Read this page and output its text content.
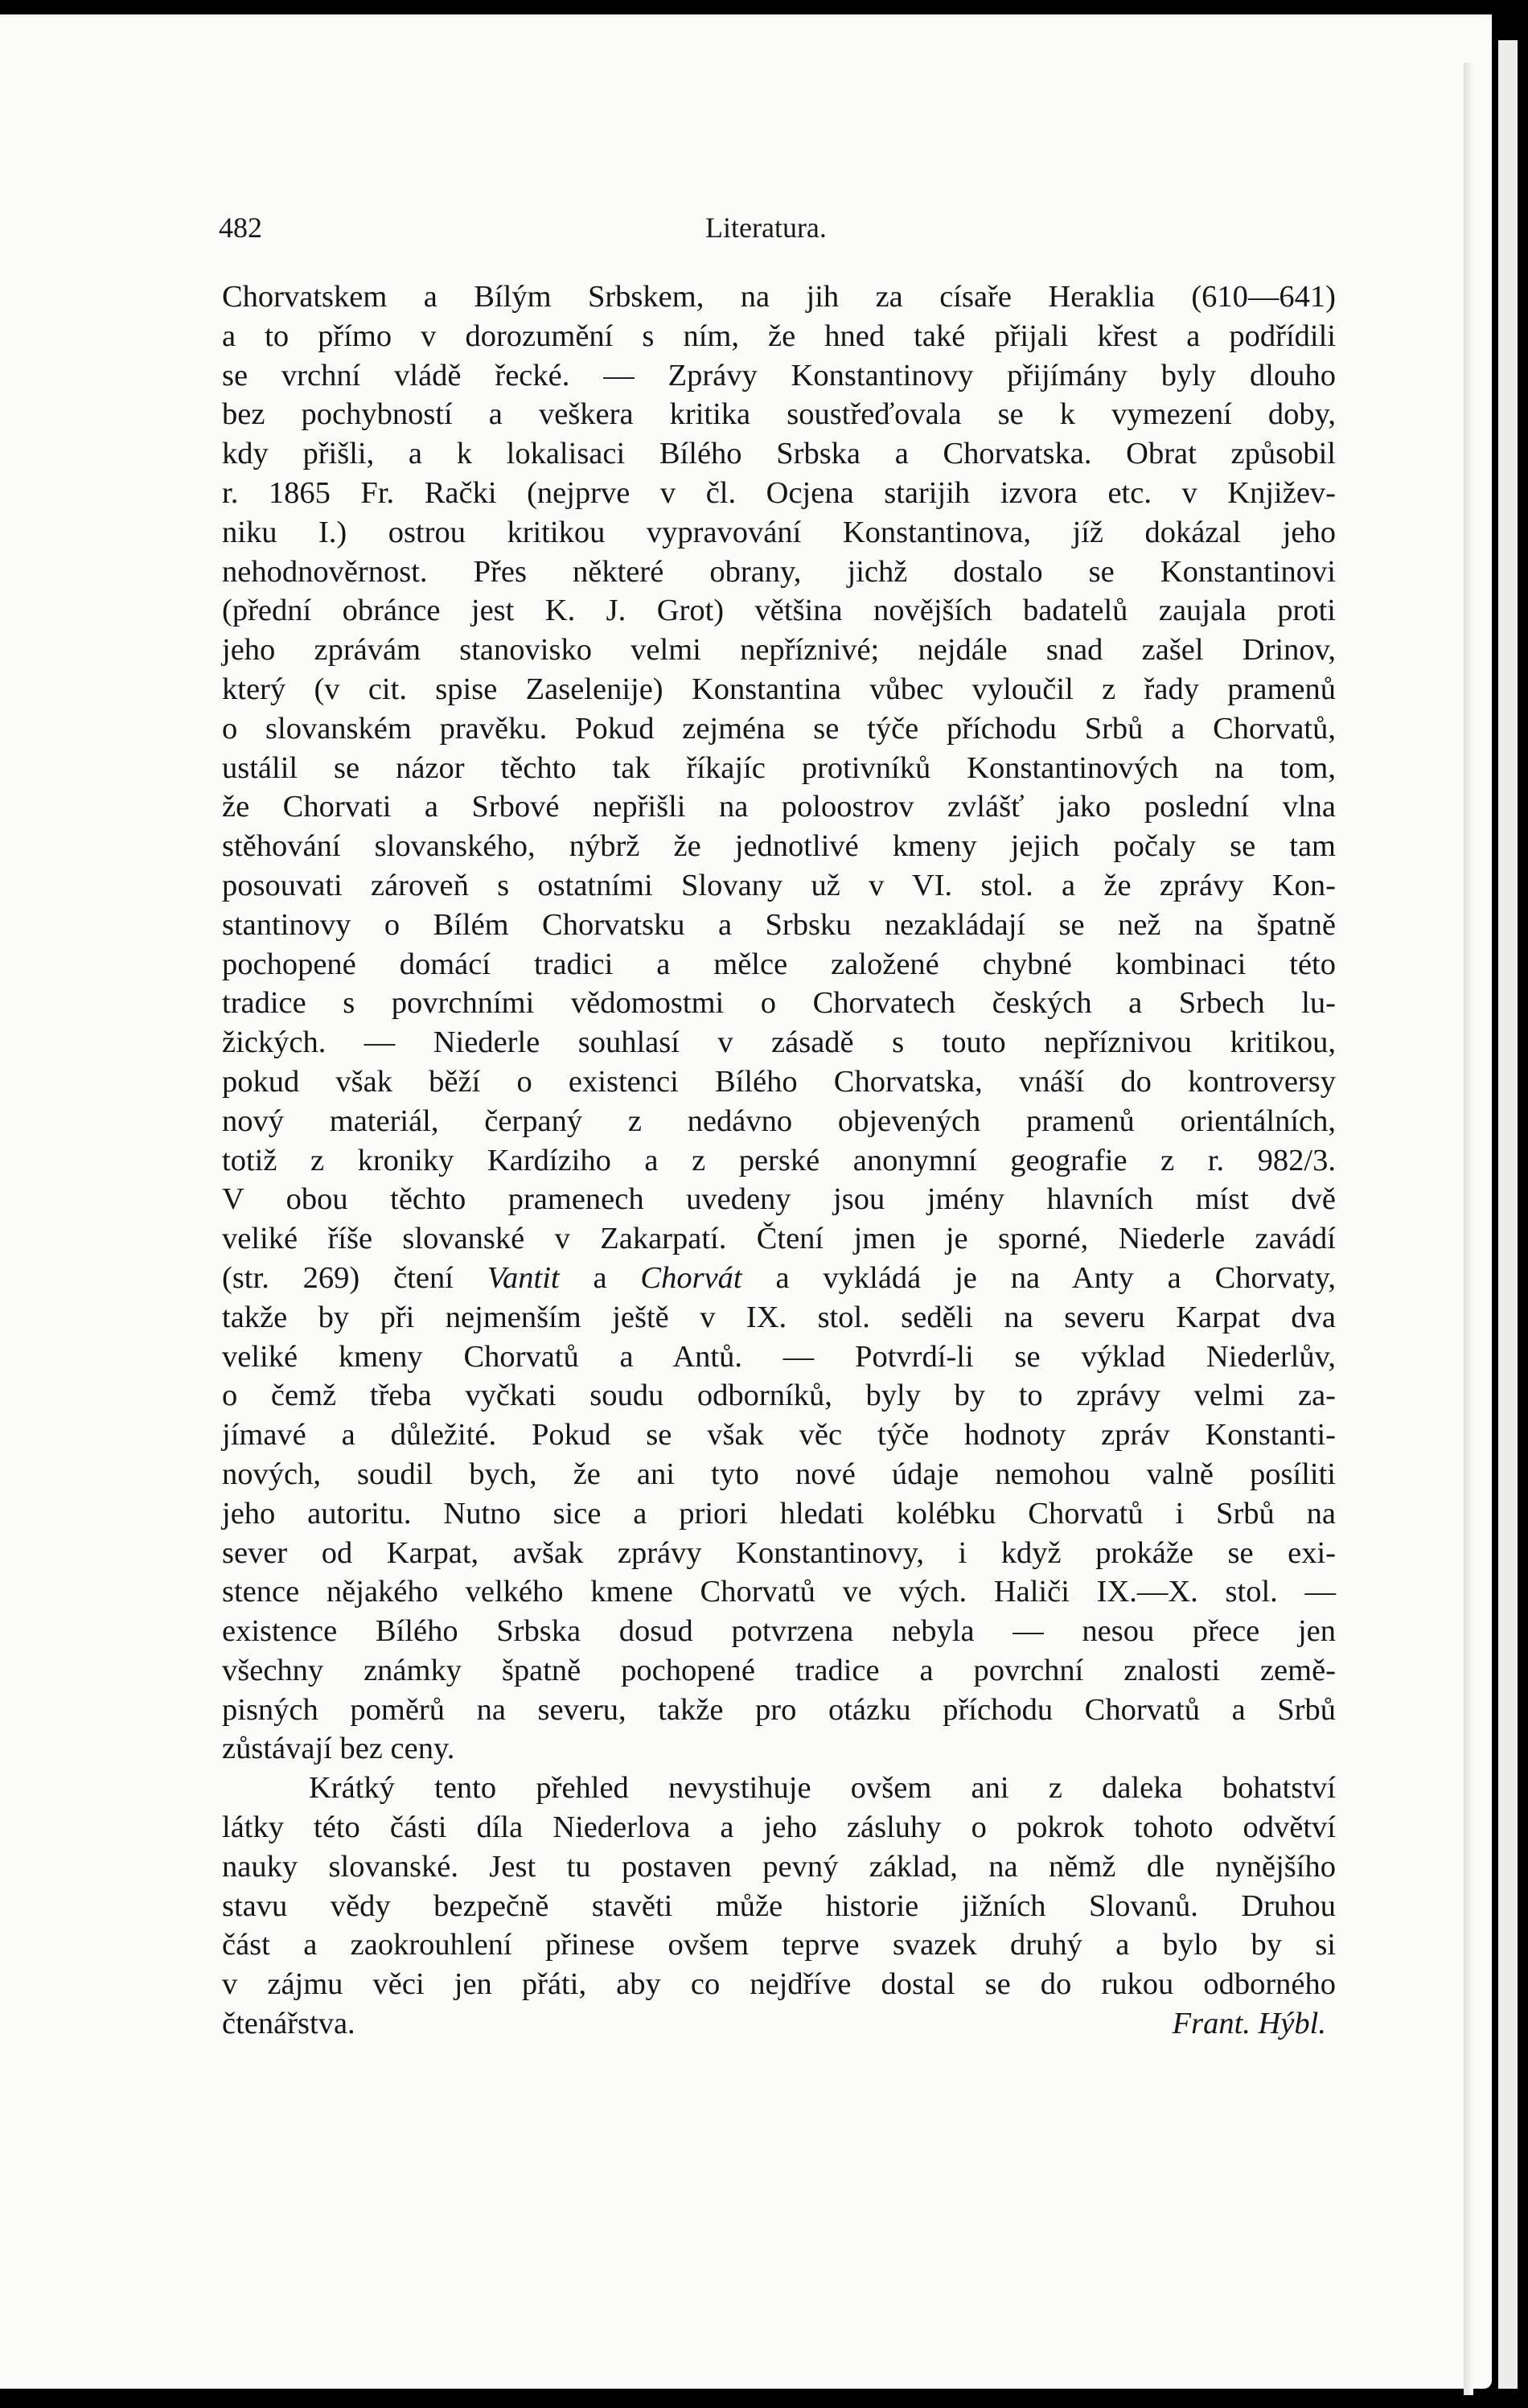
482	Literatura.

Chorvatskem a Bílým Srbskem, na jih za císaře Heraklia (610—641)
a to přímo v dorozumění s ním, že hned také přijali křest a podřídili
se vrchní vládě řecké. — Zprávy Konstantinovy přijímány byly dlouho
bez pochybností a veškera kritika soustřeďovala se k vymezení doby,
kdy přišli, a k lokalisaci Bílého Srbska a Chorvatska. Obrat způsobil
r. 1865 Fr. Rački (nejprve v čl. Ocjena starijih izvora etc. v Književ-
niku I.) ostrou kritikou vypravování Konstantinova, jíž dokázal jeho
nehodnověrnost. Přes některé obrany, jichž dostalo se Konstantinovi
(přední obránce jest K. J. Grot) většina novějších badatelů zaujala proti
jeho zprávám stanovisko velmi nepříznivé; nejdále snad zašel Drinov,
který (v cit. spise Zaselenije) Konstantina vůbec vyloučil z řady pramenů
o slovanském pravěku. Pokud zejména se týče příchodu Srbů a Chorvatů,
ustálil se názor těchto tak říkajíc protivníků Konstantinových na tom,
že Chorvati a Srbové nepřišli na poloostrov zvlášť jako poslední vlna
stěhování slovanského, nýbrž že jednotlivé kmeny jejich počaly se tam
posouvati zároveň s ostatními Slovany už v VI. stol. a že zprávy Kon-
stantinovy o Bílém Chorvatsku a Srbsku nezakládají se než na špatně
pochopené domácí tradici a mělce založené chybné kombinaci této
tradice s povrchními vědomostmi o Chorvatech českých a Srbech lu-
žických. — Niederle souhlasí v zásadě s touto nepříznivou kritikou,
pokud však běží o existenci Bílého Chorvatska, vnáší do kontroversy
nový materiál, čerpaný z nedávno objevených pramenů orientálních,
totiž z kroniky Kardíziho a z perské anonymní geografie z r. 982/3.
V obou těchto pramenech uvedeny jsou jmény hlavních míst dvě
veliké říše slovanské v Zakarpatí. Čtení jmen je sporné, Niederle zavádí
(str. 269) čtení Vantit a Chorvát a vykládá je na Anty a Chorvaty,
takže by při nejmenším ještě v IX. stol. seděli na severu Karpat dva
veliké kmeny Chorvatů a Antů. — Potvrdí-li se výklad Niederlův,
o čemž třeba vyčkati soudu odborníků, byly by to zprávy velmi za-
jímavé a důležité. Pokud se však věc týče hodnoty zpráv Konstanti-
nových, soudil bych, že ani tyto nové údaje nemohou valně posíliti
jeho autoritu. Nutno sice a priori hledati kolébku Chorvatů i Srbů na
sever od Karpat, avšak zprávy Konstantinovy, i když prokáže se exi-
stence nějakého velkého kmene Chorvatů ve vých. Haliči IX.—X. stol. —
existence Bílého Srbska dosud potvrzena nebyla — nesou přece jen
všechny známky špatně pochopené tradice a povrchní znalosti země-
pisných poměrů na severu, takže pro otázku příchodu Chorvatů a Srbů
zůstávají bez ceny.

Krátký tento přehled nevystihuje ovšem ani z daleka bohatství
látky této části díla Niederlova a jeho zásluhy o pokrok tohoto odvětví
nauky slovanské. Jest tu postaven pevný základ, na němž dle nynějšího
stavu vědy bezpečně stavěti může historie jižních Slovanů. Druhou
část a zaokrouhlení přinese ovšem teprve svazek druhý a bylo by si
v zájmu věci jen přáti, aby co nejdříve dostal se do rukou odborného
čtenářstva.	Frant. Hýbl.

==================================================

_Job_
Quote each entry above verbatim and drop the pictures.

_Problem solution_
Read this page and output its text content.
482	Literatura.

Chorvatskem a Bílým Srbskem, na jih za císaře Heraklia (610—641)
a to přímo v dorozumění s ním, že hned také přijali křest a podřídili
se vrchní vládě řecké. — Zprávy Konstantinovy přijímány byly dlouho
bez pochybností a veškera kritika soustřeďovala se k vymezení doby,
kdy přišli, a k lokalisaci Bílého Srbska a Chorvatska. Obrat způsobil
r. 1865 Fr. Rački (nejprve v čl. Ocjena starijih izvora etc. v Književ-
niku I.) ostrou kritikou vypravování Konstantinova, jíž dokázal jeho
nehodnověrnost. Přes některé obrany, jichž dostalo se Konstantinovi
(přední obránce jest K. J. Grot) většina novějších badatelů zaujala proti
jeho zprávám stanovisko velmi nepříznivé; nejdále snad zašel Drinov,
který (v cit. spise Zaselenije) Konstantina vůbec vyloučil z řady pramenů
o slovanském pravěku. Pokud zejména se týče příchodu Srbů a Chorvatů,
ustálil se názor těchto tak říkajíc protivníků Konstantinových na tom,
že Chorvati a Srbové nepřišli na poloostrov zvlášť jako poslední vlna
stěhování slovanského, nýbrž že jednotlivé kmeny jejich počaly se tam
posouvati zároveň s ostatními Slovany už v VI. stol. a že zprávy Kon-
stantinovy o Bílém Chorvatsku a Srbsku nezakládají se než na špatně
pochopené domácí tradici a mělce založené chybné kombinaci této
tradice s povrchními vědomostmi o Chorvatech českých a Srbech lu-
žických. — Niederle souhlasí v zásadě s touto nepříznivou kritikou,
pokud však běží o existenci Bílého Chorvatska, vnáší do kontroversy
nový materiál, čerpaný z nedávno objevených pramenů orientálních,
totiž z kroniky Kardíziho a z perské anonymní geografie z r. 982/3.
V obou těchto pramenech uvedeny jsou jmény hlavních míst dvě
veliké říše slovanské v Zakarpatí. Čtení jmen je sporné, Niederle zavádí
(str. 269) čtení Vantit a Chorvát a vykládá je na Anty a Chorvaty,
takže by při nejmenším ještě v IX. stol. seděli na severu Karpat dva
veliké kmeny Chorvatů a Antů. — Potvrdí-li se výklad Niederlův,
o čemž třeba vyčkati soudu odborníků, byly by to zprávy velmi za-
jímavé a důležité. Pokud se však věc týče hodnoty zpráv Konstanti-
nových, soudil bych, že ani tyto nové údaje nemohou valně posíliti
jeho autoritu. Nutno sice a priori hledati kolébku Chorvatů i Srbů na
sever od Karpat, avšak zprávy Konstantinovy, i když prokáže se exi-
stence nějakého velkého kmene Chorvatů ve vých. Haliči IX.—X. stol. —
existence Bílého Srbska dosud potvrzena nebyla — nesou přece jen
všechny známky špatně pochopené tradice a povrchní znalosti země-
pisných poměrů na severu, takže pro otázku příchodu Chorvatů a Srbů
zůstávají bez ceny.

Krátký tento přehled nevystihuje ovšem ani z daleka bohatství
látky této části díla Niederlova a jeho zásluhy o pokrok tohoto odvětví
nauky slovanské. Jest tu postaven pevný základ, na němž dle nynějšího
stavu vědy bezpečně stavěti může historie jižních Slovanů. Druhou
část a zaokrouhlení přinese ovšem teprve svazek druhý a bylo by si
v zájmu věci jen přáti, aby co nejdříve dostal se do rukou odborného
čtenářstva.	Frant. Hýbl.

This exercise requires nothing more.